▸ Source extract
The Solo Supercompany How AI Agents Turn Companies into Workflow Assets
The Solo Supercompany
How AI Agents Turn Companies into Workflow Assets
Author: Victor Lee
Publication: Agent Ages
Date: 2026
Keywords:
solo supercompany, AI agents, workflow assets, agent economy, AI entrepreneurship, one-person company, agent workflows
Introduction
For more than two centuries, one assumption has quietly shaped the architecture of the global economy.
A company must be an organisation.
Organisations require people.
People require coordination.
Coordination requires management.
From factories to software firms, from media companies to consulting agencies, the logic has remained remarkably stable:
Ideas come from individuals.
Execution requires organisations.
This assumption has governed industrial capitalism since the nineteenth century.
But something fundamental has begun to change.
Not because artificial intelligence suddenly became dramatically smarter.
But because AI agents have grown hands.
They no longer simply analyse information or generate suggestions.
They act.
They gather data.
They write code.
They publish content.
They operate software.
They trigger processes.
For the first time in economic history, intelligence and execution are converging into the same system.
And when thinking connects directly to action, the consequences are dramatic.
Execution costs collapse.
When execution costs collapse, the economic unit of production changes.
Organisations cease to be the primary vehicle for turning ideas into reality.
Instead, something new emerges.
The company becomes a workflow asset.
And out of this transformation, a new organisational form appears:
The Solo Supercompany.
1. The Industrial Logic of the Firm
To understand the significance of this transformation, we must first understand why companies existed in the first place.
The modern theory of the firm originates with economist Ronald Coase, who in 1937 published the paper The Nature of the Firm.
Coase asked a deceptively simple question:
If markets are efficient, why do firms exist at all?¹
In theory, economic actors could simply transact with one another in open markets.
A founder could hire designers, engineers, marketers, and manufacturers independently.
But in practice, this approach proves inefficient.
Each market interaction requires:
- searching for partners
- negotiating agreements
- coordinating schedules
- resolving disputes
These activities create transaction costs.
Firms emerged as a solution to this problem.
Instead of constantly negotiating with the market, organisations internalise transactions.
Within a firm:
- tasks are assigned through hierarchy
- coordination occurs through management
- work follows defined processes
The firm therefore functions as a mechanism for reducing transaction costs.
In simplified form, the industrial company can be expressed as:
Company = People + Process + Management
People perform labour.
Processes ensure consistency.
Management coordinates effort.
For over two hundred years, this structure proved extraordinarily effective.
2. Why Organisations Grew Larger
If firms exist to reduce transaction costs, a natural consequence emerges:
Larger organisations often become more efficient.

▸ Source data
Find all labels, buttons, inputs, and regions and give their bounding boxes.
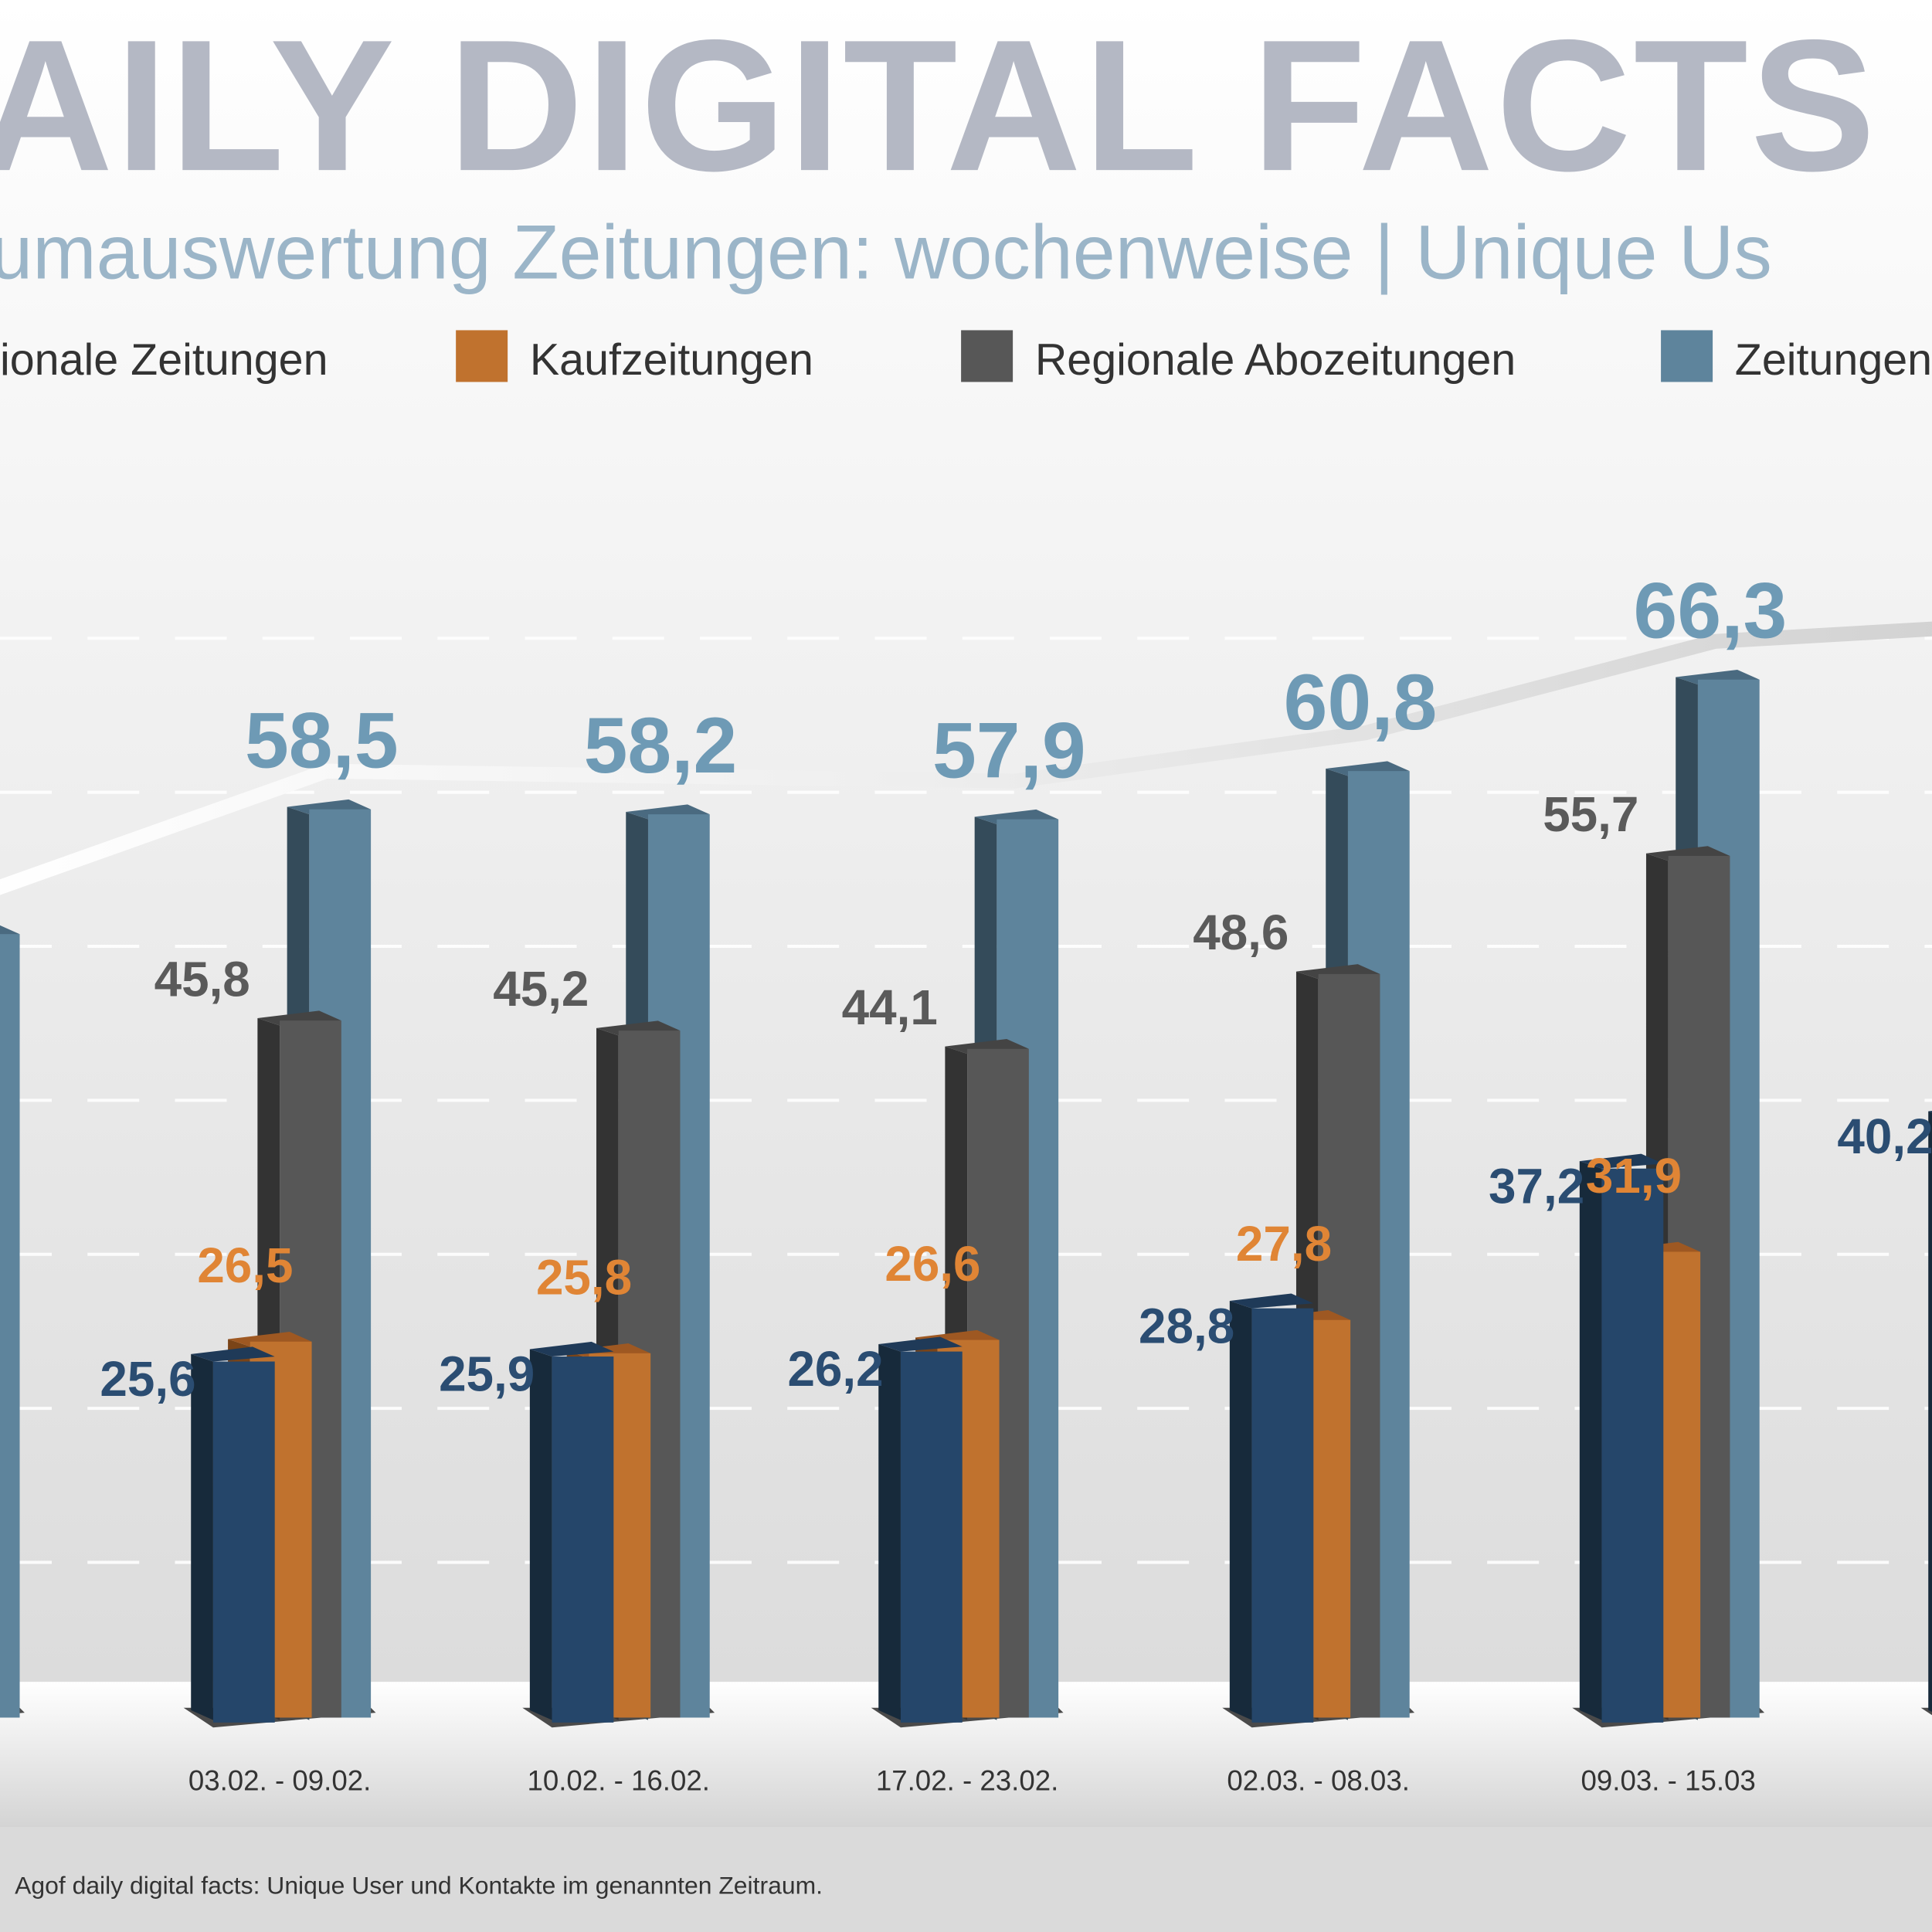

▸ What to work on
Repeat the passage of the solo supercompany essay that begins with the words "Coordination requires management." and stops after "They write code.", replacing "hands" with "tools".

▸ Task response
Coordination requires management.
From factories to software firms, from media companies to consulting agencies, the logic has remained remarkably stable:
Ideas come from individuals.
Execution requires organisations.
This assumption has governed industrial capitalism since the nineteenth century.
But something fundamental has begun to change.
Not because artificial intelligence suddenly became dramatically smarter.
But because AI agents have grown tools.
They no longer simply analyse information or generate suggestions.
They act.
They gather data.
They write code.